Read through the listing below and copy each line in which the word "Gorgas" occurs.

++++++

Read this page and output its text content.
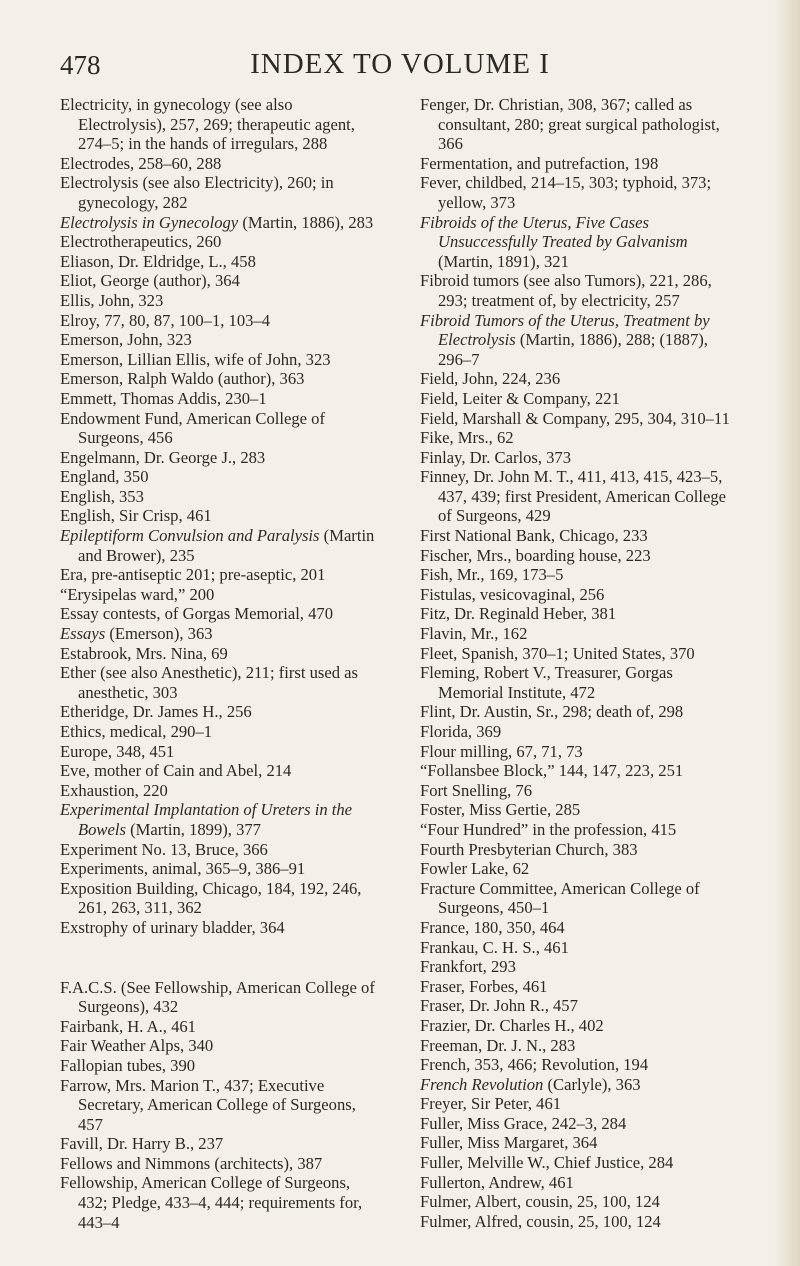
478	INDEX TO VOLUME I

Electricity, in gynecology (see also Electrolysis), 257, 269; therapeutic agent, 274–5; in the hands of irregulars, 288

Electrodes, 258–60, 288

Electrolysis (see also Electricity), 260; in gynecology, 282

Electrolysis in Gynecology (Martin, 1886), 283

Electrotherapeutics, 260

Eliason, Dr. Eldridge, L., 458

Eliot, George (author), 364

Ellis, John, 323

Elroy, 77, 80, 87, 100–1, 103–4

Emerson, John, 323

Emerson, Lillian Ellis, wife of John, 323

Emerson, Ralph Waldo (author), 363

Emmett, Thomas Addis, 230–1

Endowment Fund, American College of Surgeons, 456

Engelmann, Dr. George J., 283

England, 350

English, 353

English, Sir Crisp, 461

Epileptiform Convulsion and Paralysis (Martin and Brower), 235

Era, pre-antiseptic 201; pre-aseptic, 201

“Erysipelas ward,” 200

Essay contests, of Gorgas Memorial, 470

Essays (Emerson), 363

Estabrook, Mrs. Nina, 69

Ether (see also Anesthetic), 211; first used as anesthetic, 303

Etheridge, Dr. James H., 256

Ethics, medical, 290–1

Europe, 348, 451

Eve, mother of Cain and Abel, 214

Exhaustion, 220

Experimental Implantation of Ureters in the Bowels (Martin, 1899), 377

Experiment No. 13, Bruce, 366

Experiments, animal, 365–9, 386–91

Exposition Building, Chicago, 184, 192, 246, 261, 263, 311, 362

Exstrophy of urinary bladder, 364

F.A.C.S. (See Fellowship, American College of Surgeons), 432

Fairbank, H. A., 461

Fair Weather Alps, 340

Fallopian tubes, 390

Farrow, Mrs. Marion T., 437; Executive Secretary, American College of Surgeons, 457

Favill, Dr. Harry B., 237

Fellows and Nimmons (architects), 387

Fellowship, American College of Surgeons, 432; Pledge, 433–4, 444; requirements for, 443–4

Fenger, Dr. Christian, 308, 367; called as consultant, 280; great surgical pathologist, 366

Fermentation, and putrefaction, 198

Fever, childbed, 214–15, 303; typhoid, 373; yellow, 373

Fibroids of the Uterus, Five Cases Unsuccessfully Treated by Galvanism (Martin, 1891), 321

Fibroid tumors (see also Tumors), 221, 286, 293; treatment of, by electricity, 257

Fibroid Tumors of the Uterus, Treatment by Electrolysis (Martin, 1886), 288; (1887), 296–7

Field, John, 224, 236

Field, Leiter & Company, 221

Field, Marshall & Company, 295, 304, 310–11

Fike, Mrs., 62

Finlay, Dr. Carlos, 373

Finney, Dr. John M. T., 411, 413, 415, 423–5, 437, 439; first President, American College of Surgeons, 429

First National Bank, Chicago, 233

Fischer, Mrs., boarding house, 223

Fish, Mr., 169, 173–5

Fistulas, vesicovaginal, 256

Fitz, Dr. Reginald Heber, 381

Flavin, Mr., 162

Fleet, Spanish, 370–1; United States, 370

Fleming, Robert V., Treasurer, Gorgas Memorial Institute, 472

Flint, Dr. Austin, Sr., 298; death of, 298

Florida, 369

Flour milling, 67, 71, 73

“Follansbee Block,” 144, 147, 223, 251

Fort Snelling, 76

Foster, Miss Gertie, 285

“Four Hundred” in the profession, 415

Fourth Presbyterian Church, 383

Fowler Lake, 62

Fracture Committee, American College of Surgeons, 450–1

France, 180, 350, 464

Frankau, C. H. S., 461

Frankfort, 293

Fraser, Forbes, 461

Fraser, Dr. John R., 457

Frazier, Dr. Charles H., 402

Freeman, Dr. J. N., 283

French, 353, 466; Revolution, 194

French Revolution (Carlyle), 363

Freyer, Sir Peter, 461

Fuller, Miss Grace, 242–3, 284

Fuller, Miss Margaret, 364

Fuller, Melville W., Chief Justice, 284

Fullerton, Andrew, 461

Fulmer, Albert, cousin, 25, 100, 124

Fulmer, Alfred, cousin, 25, 100, 124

++++++

■ TASK SOLUTION:
Essay contests, of Gorgas Memorial, 470
Fleming, Robert V., Treasurer, Gorgas Memorial Institute, 472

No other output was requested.